▶ [What the task asks]:
Copy every entry word for word, but skip the pictures.

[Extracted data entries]
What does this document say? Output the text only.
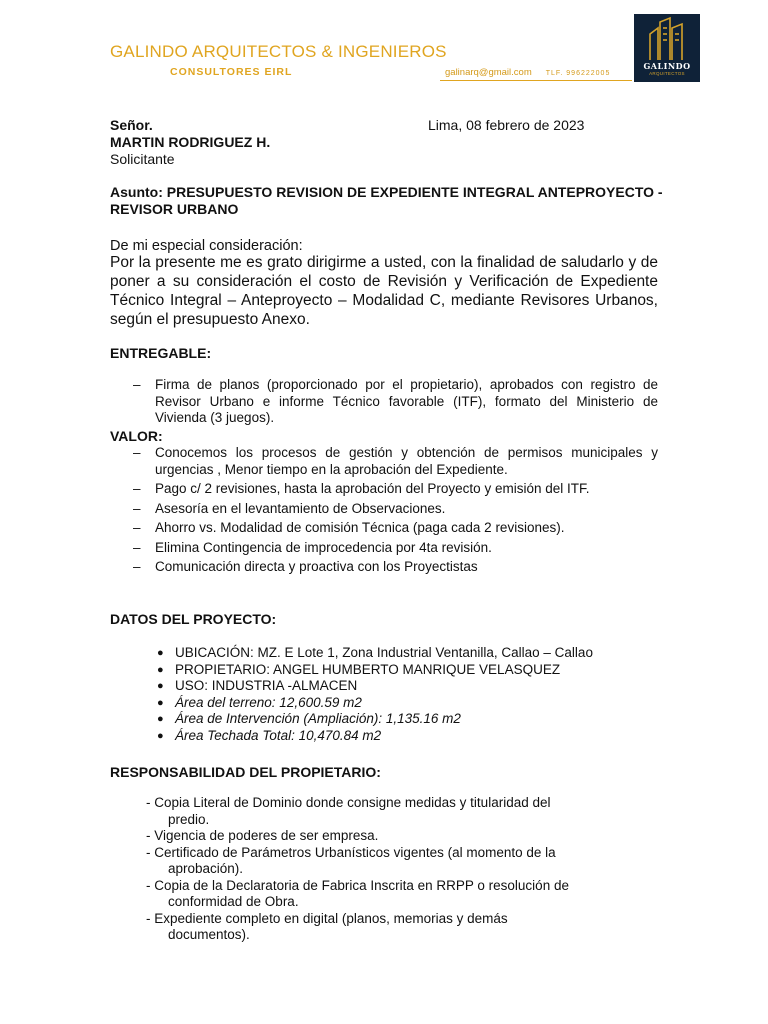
GALINDO ARQUITECTOS & INGENIEROS
CONSULTORES EIRL	galinarq@gmail.com TLF. 996222005
GALINDO
ARQUITECTOS
Señor.	Lima, 08 febrero de 2023
MARTIN RODRIGUEZ H.
Solicitante
Asunto: PRESUPUESTO REVISION DE EXPEDIENTE INTEGRAL ANTEPROYECTO -
REVISOR URBANO
De mi especial consideración:
Por la presente me es grato dirigirme a usted, con la finalidad de saludarlo y de poner a su consideración el costo de Revisión y Verificación de Expediente Técnico Integral – Anteproyecto – Modalidad C, mediante Revisores Urbanos, según el presupuesto Anexo.
ENTREGABLE:
– Firma de planos (proporcionado por el propietario), aprobados con registro de Revisor Urbano e informe Técnico favorable (ITF), formato del Ministerio de Vivienda (3 juegos).
VALOR:
– Conocemos los procesos de gestión y obtención de permisos municipales y urgencias , Menor tiempo en la aprobación del Expediente.
– Pago c/ 2 revisiones, hasta la aprobación del Proyecto y emisión del ITF.
– Asesoría en el levantamiento de Observaciones.
– Ahorro vs. Modalidad de comisión Técnica (paga cada 2 revisiones).
– Elimina Contingencia de improcedencia por 4ta revisión.
– Comunicación directa y proactiva con los Proyectistas
DATOS DEL PROYECTO:
● UBICACIÓN: MZ. E Lote 1, Zona Industrial Ventanilla, Callao – Callao
● PROPIETARIO: ANGEL HUMBERTO MANRIQUE VELASQUEZ
● USO: INDUSTRIA -ALMACEN
● Área del terreno: 12,600.59 m2
● Área de Intervención (Ampliación): 1,135.16 m2
● Área Techada Total: 10,470.84 m2
RESPONSABILIDAD DEL PROPIETARIO:
- Copia Literal de Dominio donde consigne medidas y titularidad del
predio.
- Vigencia de poderes de ser empresa.
- Certificado de Parámetros Urbanísticos vigentes (al momento de la
aprobación).
- Copia de la Declaratoria de Fabrica Inscrita en RRPP o resolución de
conformidad de Obra.
- Expediente completo en digital (planos, memorias y demás
documentos).
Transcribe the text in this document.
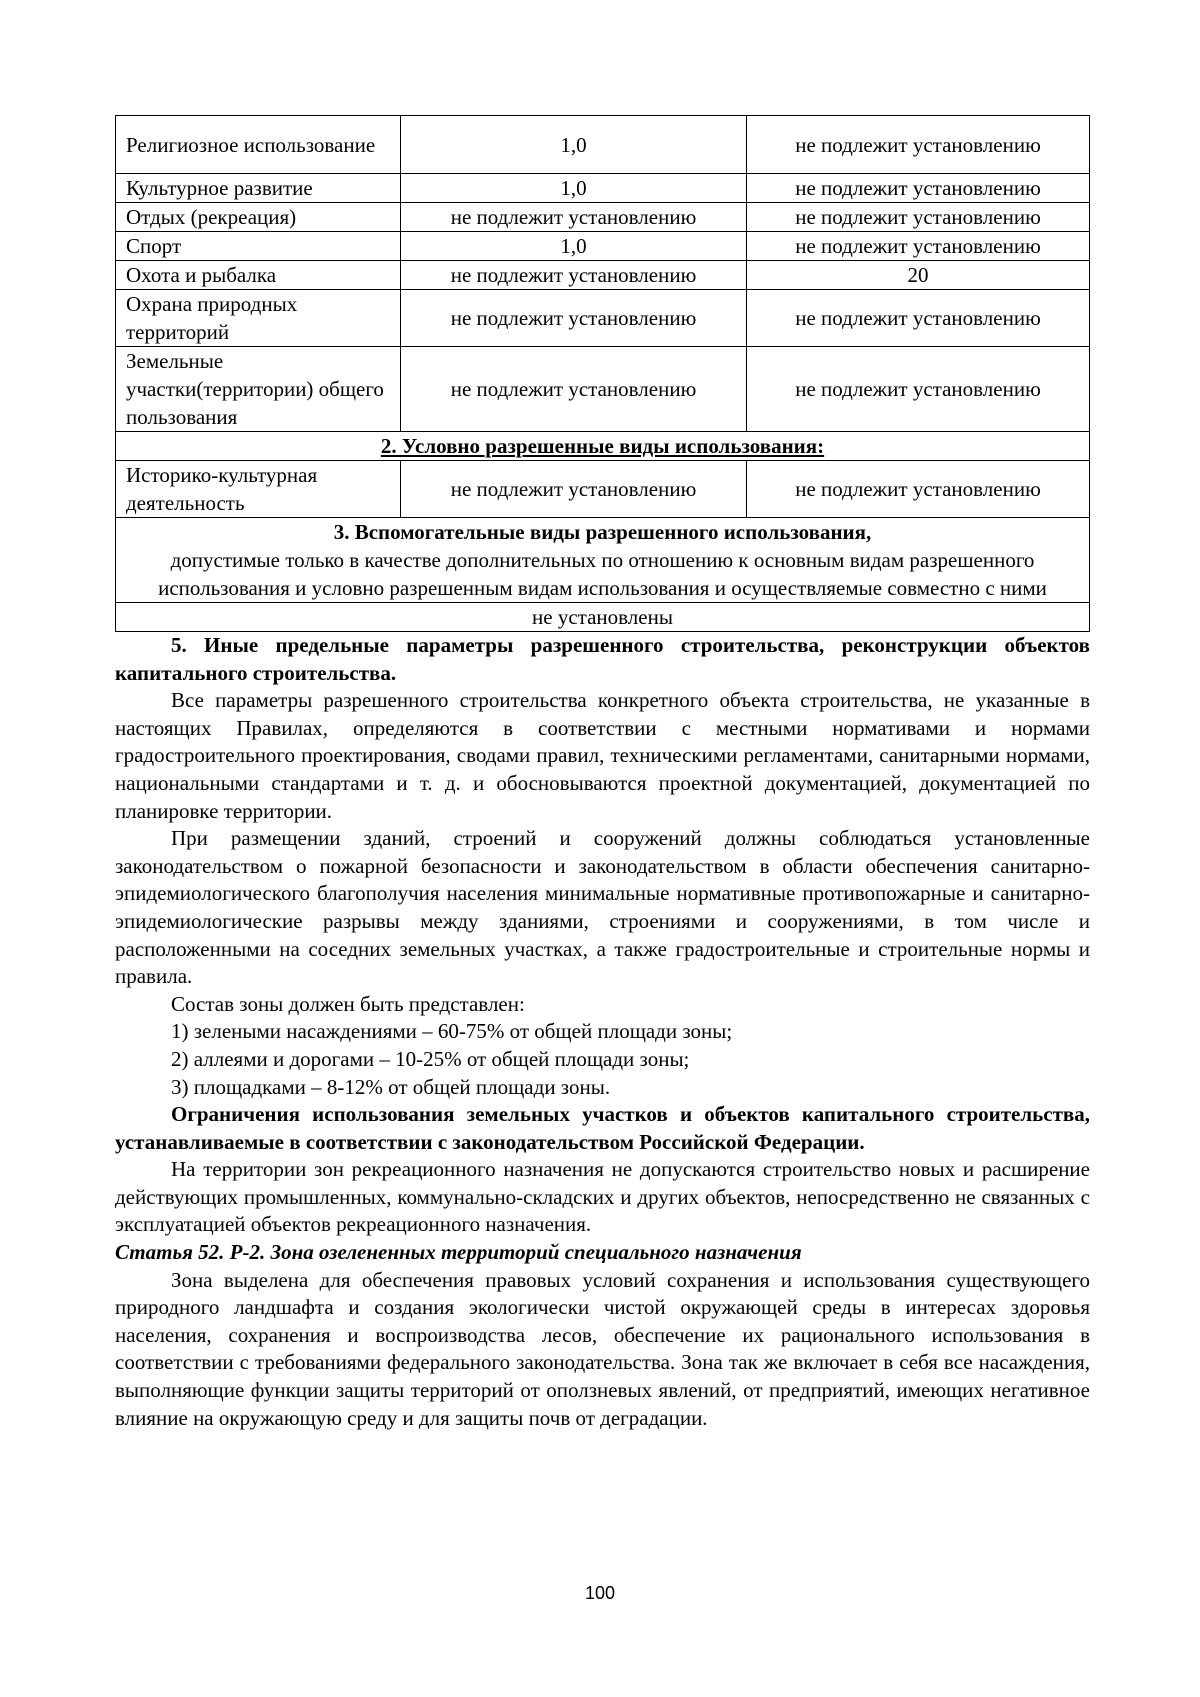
Религиозное использование	1,0	не подлежит установлению
Культурное развитие	1,0	не подлежит установлению
Отдых (рекреация)	не подлежит установлению	не подлежит установлению
Спорт	1,0	не подлежит установлению
Охота и рыбалка	не подлежит установлению	20
Охрана природных территорий	не подлежит установлению	не подлежит установлению
Земельные участки(территории) общего пользования	не подлежит установлению	не подлежит установлению
2. Условно разрешенные виды использования:		
Историко-культурная деятельность	не подлежит установлению	не подлежит установлению

3. Вспомогательные виды разрешенного использования,
допустимые только в качестве дополнительных по отношению к основным видам разрешенного использования и условно разрешенным видам использования и осуществляемые совместно с ними		

не установлены		

5. Иные предельные параметры разрешенного строительства, реконструкции объектов капитального строительства.

Все параметры разрешенного строительства конкретного объекта строительства, не указанные в настоящих Правилах, определяются в соответствии с местными нормативами и нормами градостроительного проектирования, сводами правил, техническими регламентами, санитарными нормами, национальными стандартами и т. д. и обосновываются проектной документацией, документацией по планировке территории.

При размещении зданий, строений и сооружений должны соблюдаться установленные законодательством о пожарной безопасности и законодательством в области обеспечения санитарно-эпидемиологического благополучия населения минимальные нормативные противопожарные и санитарно-эпидемиологические разрывы между зданиями, строениями и сооружениями, в том числе и расположенными на соседних земельных участках, а также градостроительные и строительные нормы и правила.

Состав зоны должен быть представлен:

1) зелеными насаждениями – 60-75% от общей площади зоны;

2) аллеями и дорогами – 10-25% от общей площади зоны;

3) площадками – 8-12% от общей площади зоны.

Ограничения использования земельных участков и объектов капитального строительства, устанавливаемые в соответствии с законодательством Российской Федерации.

На территории зон рекреационного назначения не допускаются строительство новых и расширение действующих промышленных, коммунально-складских и других объектов, непосредственно не связанных с эксплуатацией объектов рекреационного назначения.

Статья 52. Р-2. Зона озелененных территорий специального назначения

Зона выделена для обеспечения правовых условий сохранения и использования существующего природного ландшафта и создания экологически чистой окружающей среды в интересах здоровья населения, сохранения и воспроизводства лесов, обеспечение их рационального использования в соответствии с требованиями федерального законодательства. Зона так же включает в себя все насаждения, выполняющие функции защиты территорий от оползневых явлений, от предприятий, имеющих негативное влияние на окружающую среду и для защиты почв от деградации.

100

▶ [Written response]:
What does this document say? Output the text only.
GALINDO ARQUITECTOS & INGENIEROS
CONSULTORES EIRL	galinarq@gmail.com TLF. 996222005
GALINDO
ARQUITECTOS
Señor.	Lima, 08 febrero de 2023
MARTIN RODRIGUEZ H.
Solicitante
Asunto: PRESUPUESTO REVISION DE EXPEDIENTE INTEGRAL ANTEPROYECTO -
REVISOR URBANO
De mi especial consideración:
Por la presente me es grato dirigirme a usted, con la finalidad de saludarlo y de poner a su consideración el costo de Revisión y Verificación de Expediente Técnico Integral – Anteproyecto – Modalidad C, mediante Revisores Urbanos, según el presupuesto Anexo.
ENTREGABLE:
– Firma de planos (proporcionado por el propietario), aprobados con registro de Revisor Urbano e informe Técnico favorable (ITF), formato del Ministerio de Vivienda (3 juegos).
VALOR:
– Conocemos los procesos de gestión y obtención de permisos municipales y urgencias , Menor tiempo en la aprobación del Expediente.
– Pago c/ 2 revisiones, hasta la aprobación del Proyecto y emisión del ITF.
– Asesoría en el levantamiento de Observaciones.
– Ahorro vs. Modalidad de comisión Técnica (paga cada 2 revisiones).
– Elimina Contingencia de improcedencia por 4ta revisión.
– Comunicación directa y proactiva con los Proyectistas
DATOS DEL PROYECTO:
● UBICACIÓN: MZ. E Lote 1, Zona Industrial Ventanilla, Callao – Callao
● PROPIETARIO: ANGEL HUMBERTO MANRIQUE VELASQUEZ
● USO: INDUSTRIA -ALMACEN
● Área del terreno: 12,600.59 m2
● Área de Intervención (Ampliación): 1,135.16 m2
● Área Techada Total: 10,470.84 m2
RESPONSABILIDAD DEL PROPIETARIO:
- Copia Literal de Dominio donde consigne medidas y titularidad del
predio.
- Vigencia de poderes de ser empresa.
- Certificado de Parámetros Urbanísticos vigentes (al momento de la
aprobación).
- Copia de la Declaratoria de Fabrica Inscrita en RRPP o resolución de
conformidad de Obra.
- Expediente completo en digital (planos, memorias y demás
documentos).
Transcribe the text in this document.
Религиозное использование	1,0	не подлежит установлению
Культурное развитие	1,0	не подлежит установлению
Отдых (рекреация)	не подлежит установлению	не подлежит установлению
Спорт	1,0	не подлежит установлению
Охота и рыбалка	не подлежит установлению	20
Охрана природных территорий	не подлежит установлению	не подлежит установлению
Земельные участки(территории) общего пользования	не подлежит установлению	не подлежит установлению
2. Условно разрешенные виды использования:		
Историко-культурная деятельность	не подлежит установлению	не подлежит установлению

3. Вспомогательные виды разрешенного использования,
допустимые только в качестве дополнительных по отношению к основным видам разрешенного использования и условно разрешенным видам использования и осуществляемые совместно с ними		

не установлены		

5. Иные предельные параметры разрешенного строительства, реконструкции объектов капитального строительства.

Все параметры разрешенного строительства конкретного объекта строительства, не указанные в настоящих Правилах, определяются в соответствии с местными нормативами и нормами градостроительного проектирования, сводами правил, техническими регламентами, санитарными нормами, национальными стандартами и т. д. и обосновываются проектной документацией, документацией по планировке территории.

При размещении зданий, строений и сооружений должны соблюдаться установленные законодательством о пожарной безопасности и законодательством в области обеспечения санитарно-эпидемиологического благополучия населения минимальные нормативные противопожарные и санитарно-эпидемиологические разрывы между зданиями, строениями и сооружениями, в том числе и расположенными на соседних земельных участках, а также градостроительные и строительные нормы и правила.

Состав зоны должен быть представлен:

1) зелеными насаждениями – 60-75% от общей площади зоны;

2) аллеями и дорогами – 10-25% от общей площади зоны;

3) площадками – 8-12% от общей площади зоны.

Ограничения использования земельных участков и объектов капитального строительства, устанавливаемые в соответствии с законодательством Российской Федерации.

На территории зон рекреационного назначения не допускаются строительство новых и расширение действующих промышленных, коммунально-складских и других объектов, непосредственно не связанных с эксплуатацией объектов рекреационного назначения.

Статья 52. Р-2. Зона озелененных территорий специального назначения

Зона выделена для обеспечения правовых условий сохранения и использования существующего природного ландшафта и создания экологически чистой окружающей среды в интересах здоровья населения, сохранения и воспроизводства лесов, обеспечение их рационального использования в соответствии с требованиями федерального законодательства. Зона так же включает в себя все насаждения, выполняющие функции защиты территорий от оползневых явлений, от предприятий, имеющих негативное влияние на окружающую среду и для защиты почв от деградации.

100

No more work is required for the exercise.